Work through the following lines and count those that hold the word "propone". Reply with that number only.

** Start DATA FOR THE TASK **

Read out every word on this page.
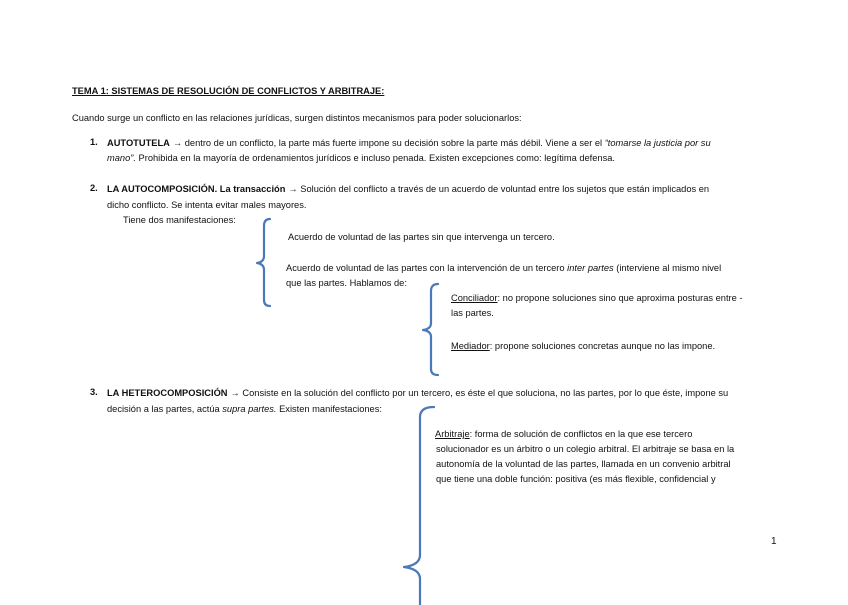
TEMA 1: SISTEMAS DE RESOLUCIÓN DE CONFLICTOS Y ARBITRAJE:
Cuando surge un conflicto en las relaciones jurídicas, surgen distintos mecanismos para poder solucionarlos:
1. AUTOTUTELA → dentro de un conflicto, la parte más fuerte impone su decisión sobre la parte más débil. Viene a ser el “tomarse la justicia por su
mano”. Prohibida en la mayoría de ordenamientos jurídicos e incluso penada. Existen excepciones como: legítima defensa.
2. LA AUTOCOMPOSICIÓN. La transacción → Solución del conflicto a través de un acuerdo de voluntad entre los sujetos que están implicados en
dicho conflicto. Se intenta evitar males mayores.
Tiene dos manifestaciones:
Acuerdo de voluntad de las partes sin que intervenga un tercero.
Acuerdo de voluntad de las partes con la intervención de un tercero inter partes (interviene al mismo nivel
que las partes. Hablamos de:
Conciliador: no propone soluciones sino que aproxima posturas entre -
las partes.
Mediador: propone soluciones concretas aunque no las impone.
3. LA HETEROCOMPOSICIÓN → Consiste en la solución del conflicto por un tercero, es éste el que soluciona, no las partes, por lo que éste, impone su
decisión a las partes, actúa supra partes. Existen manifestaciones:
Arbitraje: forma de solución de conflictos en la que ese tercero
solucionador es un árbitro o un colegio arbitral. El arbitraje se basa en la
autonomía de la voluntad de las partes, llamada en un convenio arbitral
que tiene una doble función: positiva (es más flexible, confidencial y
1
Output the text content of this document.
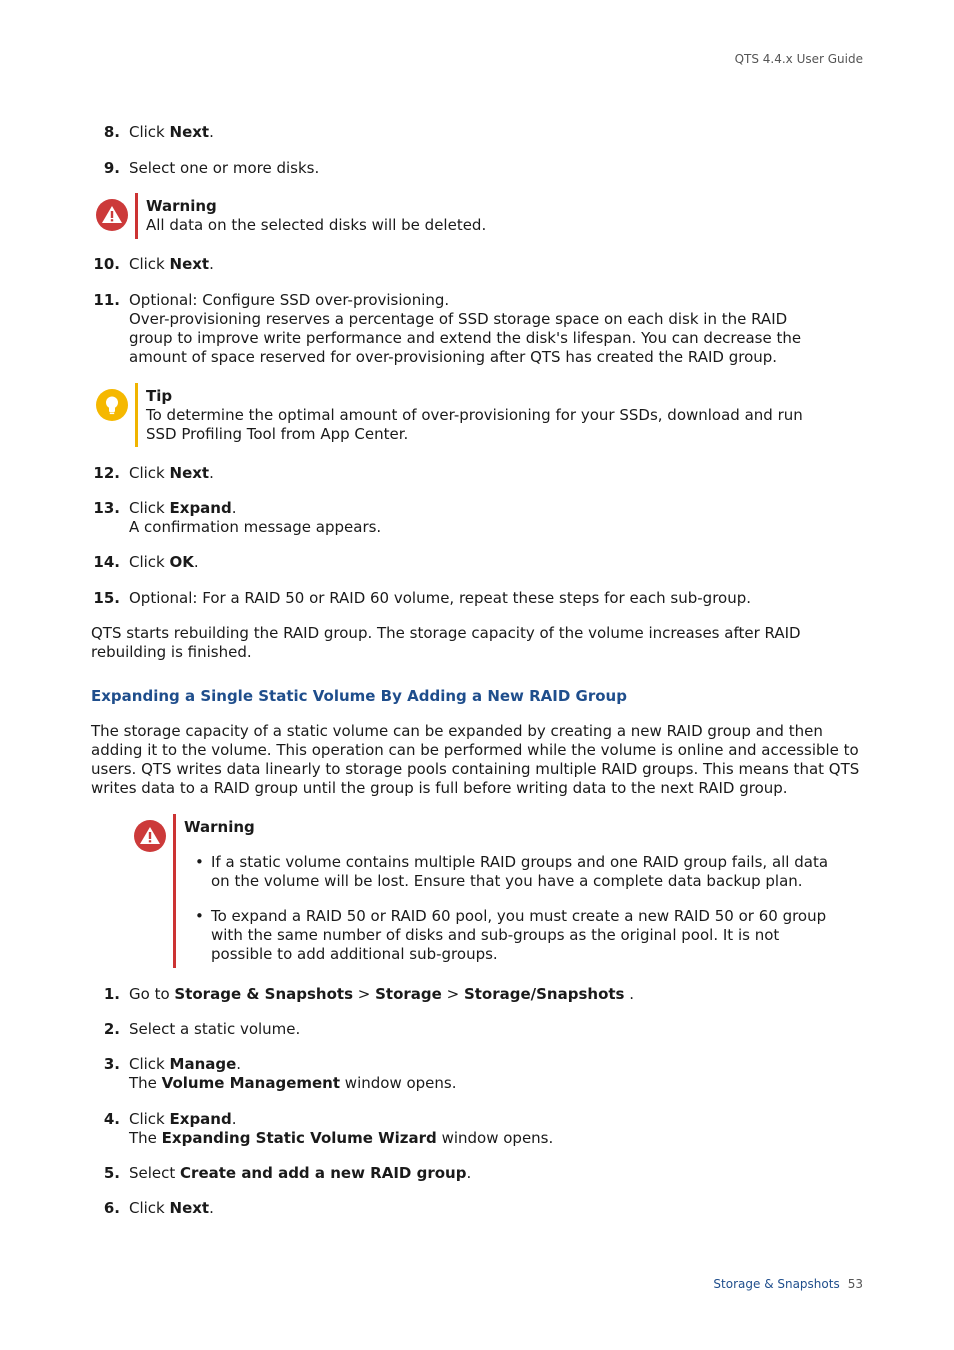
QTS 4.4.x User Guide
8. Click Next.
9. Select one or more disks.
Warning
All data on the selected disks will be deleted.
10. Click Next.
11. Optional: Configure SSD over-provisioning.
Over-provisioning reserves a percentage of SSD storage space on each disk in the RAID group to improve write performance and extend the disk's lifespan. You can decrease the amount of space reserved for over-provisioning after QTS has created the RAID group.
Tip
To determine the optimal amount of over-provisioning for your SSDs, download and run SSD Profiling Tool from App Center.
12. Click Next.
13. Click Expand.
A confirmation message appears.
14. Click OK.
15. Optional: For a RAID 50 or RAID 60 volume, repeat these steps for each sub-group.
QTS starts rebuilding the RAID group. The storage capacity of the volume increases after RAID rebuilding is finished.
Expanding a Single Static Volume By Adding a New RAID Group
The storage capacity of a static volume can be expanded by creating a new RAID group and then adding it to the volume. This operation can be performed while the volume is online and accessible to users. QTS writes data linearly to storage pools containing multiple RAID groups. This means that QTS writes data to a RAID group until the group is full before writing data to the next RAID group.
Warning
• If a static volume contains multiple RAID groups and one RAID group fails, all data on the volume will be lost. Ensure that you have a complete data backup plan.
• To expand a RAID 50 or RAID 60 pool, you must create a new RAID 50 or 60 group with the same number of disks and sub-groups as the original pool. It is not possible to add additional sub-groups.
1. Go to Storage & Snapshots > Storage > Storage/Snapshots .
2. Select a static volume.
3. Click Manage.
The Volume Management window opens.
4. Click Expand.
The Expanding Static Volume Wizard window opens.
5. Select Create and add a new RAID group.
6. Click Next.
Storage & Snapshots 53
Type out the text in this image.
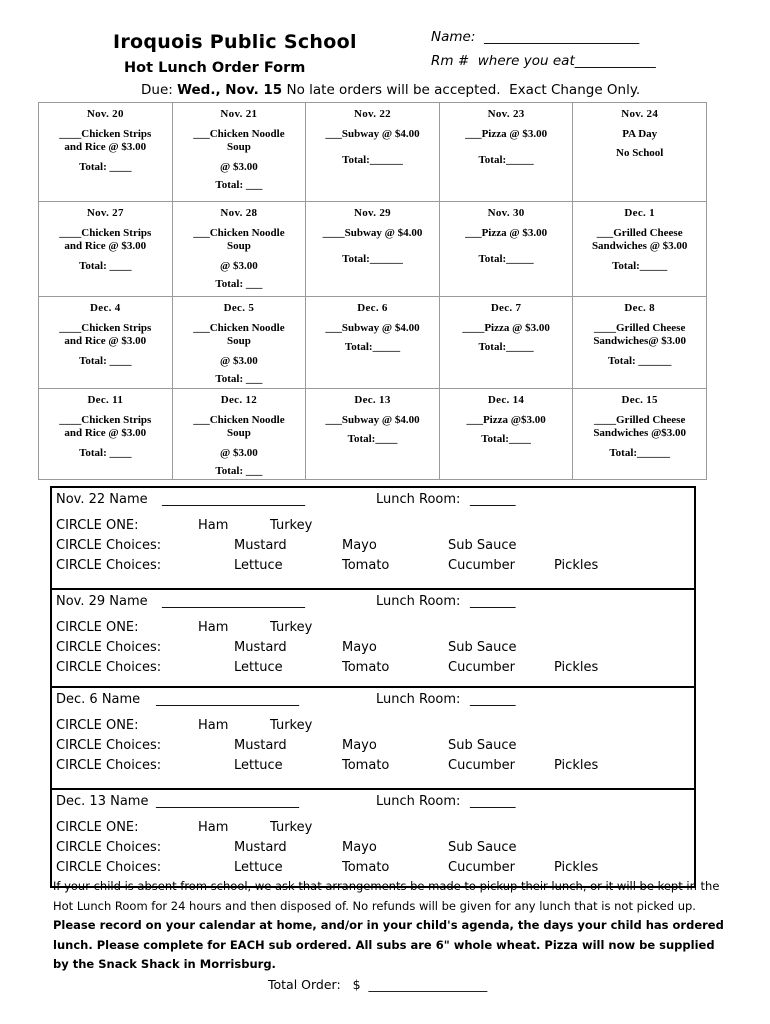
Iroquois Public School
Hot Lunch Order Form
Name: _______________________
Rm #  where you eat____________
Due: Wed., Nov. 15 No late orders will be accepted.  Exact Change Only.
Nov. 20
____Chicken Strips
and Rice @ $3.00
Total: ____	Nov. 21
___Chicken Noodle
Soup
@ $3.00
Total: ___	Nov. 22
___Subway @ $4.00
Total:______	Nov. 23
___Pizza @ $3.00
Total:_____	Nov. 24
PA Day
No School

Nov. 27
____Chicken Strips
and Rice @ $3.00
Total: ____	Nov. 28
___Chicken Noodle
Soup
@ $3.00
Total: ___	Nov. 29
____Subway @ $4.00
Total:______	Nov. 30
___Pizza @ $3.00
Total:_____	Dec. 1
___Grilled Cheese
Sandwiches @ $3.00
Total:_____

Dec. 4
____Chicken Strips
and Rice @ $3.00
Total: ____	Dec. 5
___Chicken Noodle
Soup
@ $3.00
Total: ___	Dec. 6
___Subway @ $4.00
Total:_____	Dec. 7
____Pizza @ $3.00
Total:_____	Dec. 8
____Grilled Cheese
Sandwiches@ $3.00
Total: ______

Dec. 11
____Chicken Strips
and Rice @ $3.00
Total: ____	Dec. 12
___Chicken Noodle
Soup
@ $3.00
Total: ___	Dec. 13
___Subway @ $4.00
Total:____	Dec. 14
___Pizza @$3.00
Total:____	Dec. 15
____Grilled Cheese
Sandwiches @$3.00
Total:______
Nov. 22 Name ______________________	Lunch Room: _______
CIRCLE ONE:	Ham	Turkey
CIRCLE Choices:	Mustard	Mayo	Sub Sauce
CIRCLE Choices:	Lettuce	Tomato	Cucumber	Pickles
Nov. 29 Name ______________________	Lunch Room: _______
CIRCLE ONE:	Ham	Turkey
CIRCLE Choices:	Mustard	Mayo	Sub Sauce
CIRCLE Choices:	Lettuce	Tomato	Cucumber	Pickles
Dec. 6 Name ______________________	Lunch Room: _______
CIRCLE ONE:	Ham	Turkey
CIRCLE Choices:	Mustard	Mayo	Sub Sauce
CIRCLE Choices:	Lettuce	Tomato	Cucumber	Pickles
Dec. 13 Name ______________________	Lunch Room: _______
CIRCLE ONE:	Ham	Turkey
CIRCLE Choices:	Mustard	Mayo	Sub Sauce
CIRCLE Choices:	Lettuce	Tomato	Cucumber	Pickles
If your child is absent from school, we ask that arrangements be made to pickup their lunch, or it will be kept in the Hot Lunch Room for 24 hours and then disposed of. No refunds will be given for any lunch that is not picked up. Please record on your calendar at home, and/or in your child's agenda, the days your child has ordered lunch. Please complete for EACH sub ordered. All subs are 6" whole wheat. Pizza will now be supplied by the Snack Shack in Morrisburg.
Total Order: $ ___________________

** End DATA FOR THE TASK **
** Start DATA FOR THE TASK **

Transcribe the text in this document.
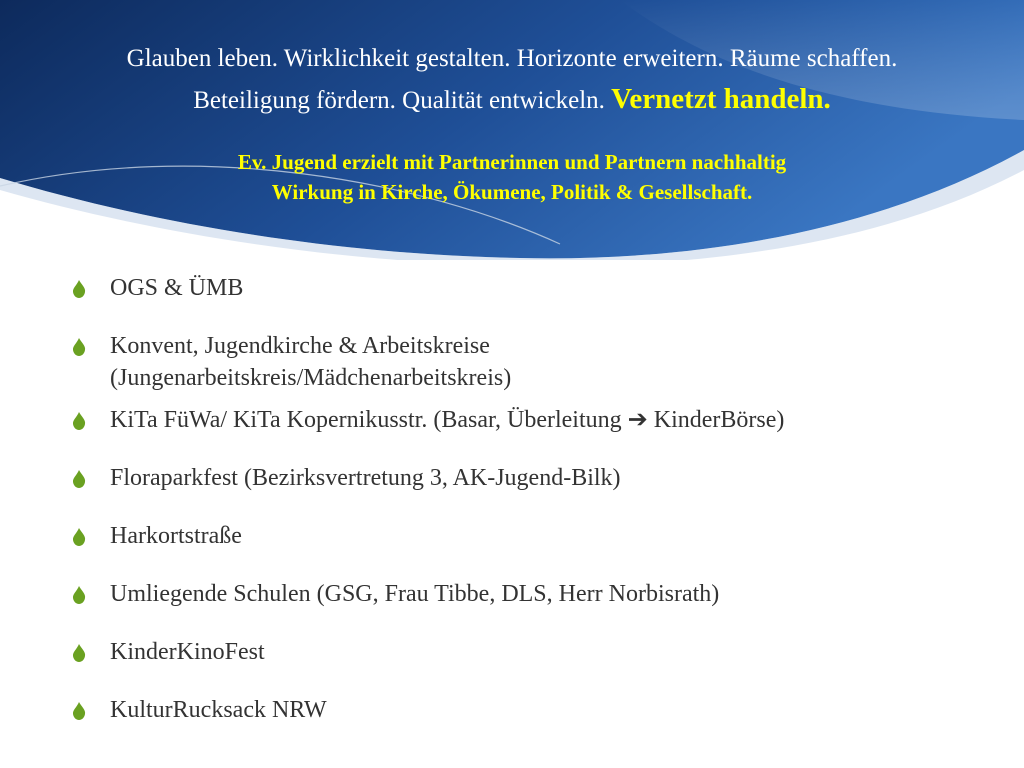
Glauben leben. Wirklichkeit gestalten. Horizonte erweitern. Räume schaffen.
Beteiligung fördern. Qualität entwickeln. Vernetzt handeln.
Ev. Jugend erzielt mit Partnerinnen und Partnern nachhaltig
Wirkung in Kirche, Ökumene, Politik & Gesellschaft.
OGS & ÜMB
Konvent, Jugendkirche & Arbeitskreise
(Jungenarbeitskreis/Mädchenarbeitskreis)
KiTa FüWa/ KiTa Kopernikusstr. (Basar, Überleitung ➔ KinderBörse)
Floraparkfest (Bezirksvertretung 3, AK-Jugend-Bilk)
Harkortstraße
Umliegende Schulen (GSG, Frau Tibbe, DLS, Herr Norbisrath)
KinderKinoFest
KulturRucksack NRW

** End DATA FOR THE TASK **
** Start DATA FOR THE TASK **

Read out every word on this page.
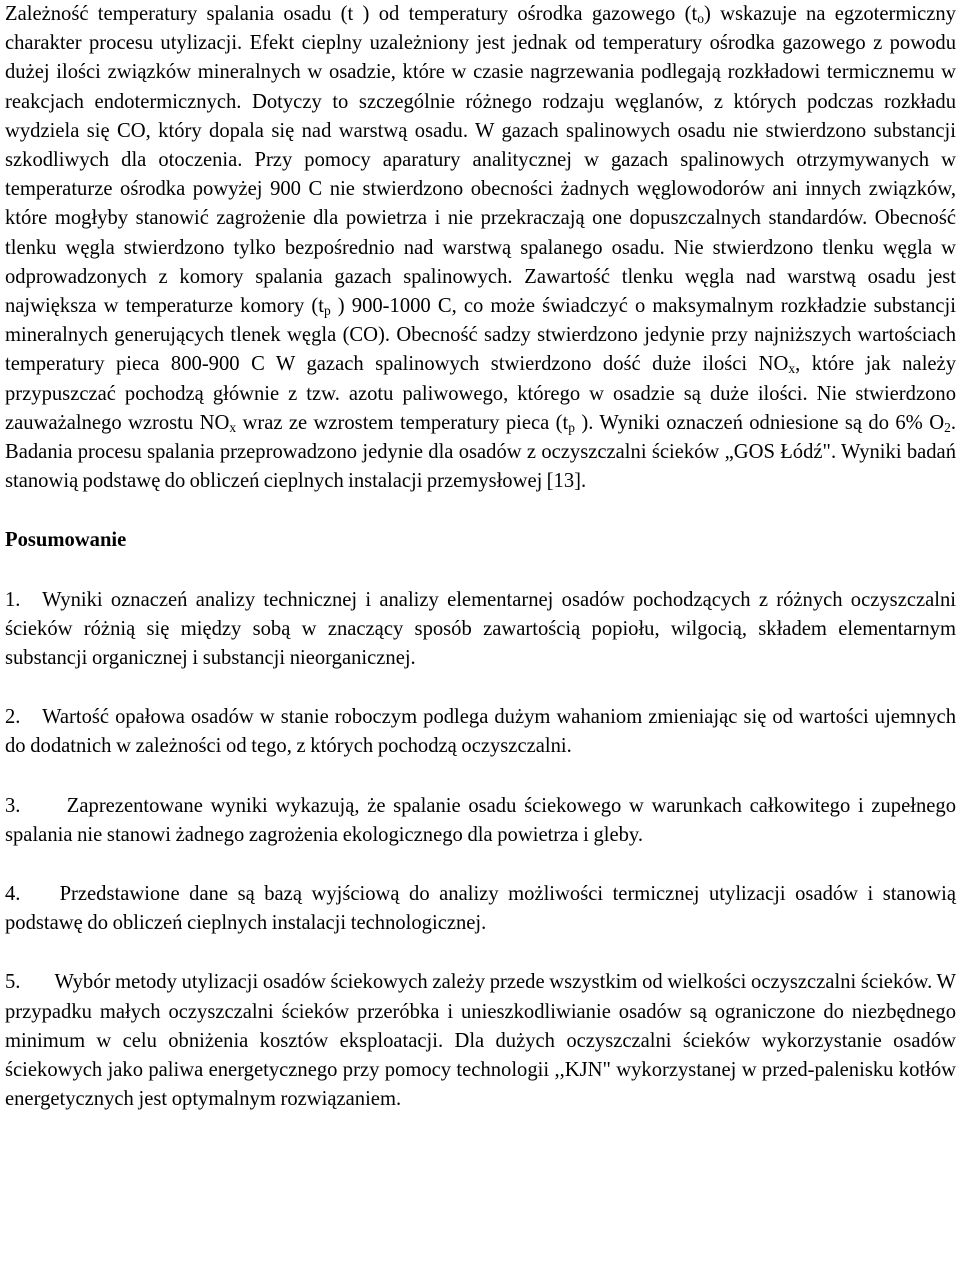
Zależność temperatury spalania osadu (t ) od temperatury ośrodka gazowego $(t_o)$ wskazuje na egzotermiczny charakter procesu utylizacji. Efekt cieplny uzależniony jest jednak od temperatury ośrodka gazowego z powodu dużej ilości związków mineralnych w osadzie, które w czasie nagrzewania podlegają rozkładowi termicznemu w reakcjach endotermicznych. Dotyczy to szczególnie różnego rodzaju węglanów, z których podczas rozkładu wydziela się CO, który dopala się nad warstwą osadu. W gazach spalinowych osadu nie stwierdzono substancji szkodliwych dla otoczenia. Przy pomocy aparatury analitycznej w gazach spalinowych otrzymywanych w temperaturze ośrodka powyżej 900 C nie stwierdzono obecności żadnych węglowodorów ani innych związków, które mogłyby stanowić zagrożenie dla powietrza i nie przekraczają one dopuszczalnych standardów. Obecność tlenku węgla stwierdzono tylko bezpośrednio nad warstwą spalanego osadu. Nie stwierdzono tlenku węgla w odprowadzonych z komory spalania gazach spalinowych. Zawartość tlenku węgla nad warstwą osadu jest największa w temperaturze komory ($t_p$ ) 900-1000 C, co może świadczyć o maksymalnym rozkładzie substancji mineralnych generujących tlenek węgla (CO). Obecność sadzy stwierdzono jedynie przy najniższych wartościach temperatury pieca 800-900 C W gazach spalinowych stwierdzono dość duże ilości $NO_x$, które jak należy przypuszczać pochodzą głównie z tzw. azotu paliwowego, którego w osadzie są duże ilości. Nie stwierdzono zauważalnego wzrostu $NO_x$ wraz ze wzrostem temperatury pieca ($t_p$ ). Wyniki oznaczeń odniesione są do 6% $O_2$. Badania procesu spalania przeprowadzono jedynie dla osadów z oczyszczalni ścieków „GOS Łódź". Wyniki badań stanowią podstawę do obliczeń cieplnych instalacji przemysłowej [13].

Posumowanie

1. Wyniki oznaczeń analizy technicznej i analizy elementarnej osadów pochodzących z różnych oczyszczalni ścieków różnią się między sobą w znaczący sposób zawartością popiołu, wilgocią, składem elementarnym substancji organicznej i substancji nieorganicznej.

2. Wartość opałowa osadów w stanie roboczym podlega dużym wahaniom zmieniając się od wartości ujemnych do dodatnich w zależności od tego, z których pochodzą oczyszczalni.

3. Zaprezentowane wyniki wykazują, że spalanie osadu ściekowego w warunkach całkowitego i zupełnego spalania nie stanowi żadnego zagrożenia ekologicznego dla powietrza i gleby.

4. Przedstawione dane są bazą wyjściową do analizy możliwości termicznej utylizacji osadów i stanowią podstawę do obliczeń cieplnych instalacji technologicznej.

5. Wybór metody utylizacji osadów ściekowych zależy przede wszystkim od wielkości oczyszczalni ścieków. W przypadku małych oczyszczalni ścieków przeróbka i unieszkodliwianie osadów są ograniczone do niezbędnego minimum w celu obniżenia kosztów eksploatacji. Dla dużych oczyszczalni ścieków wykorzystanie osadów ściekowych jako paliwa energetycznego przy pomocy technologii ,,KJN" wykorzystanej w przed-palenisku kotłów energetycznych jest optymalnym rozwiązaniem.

** End DATA FOR THE TASK **

WRITTEN RESPONSE
2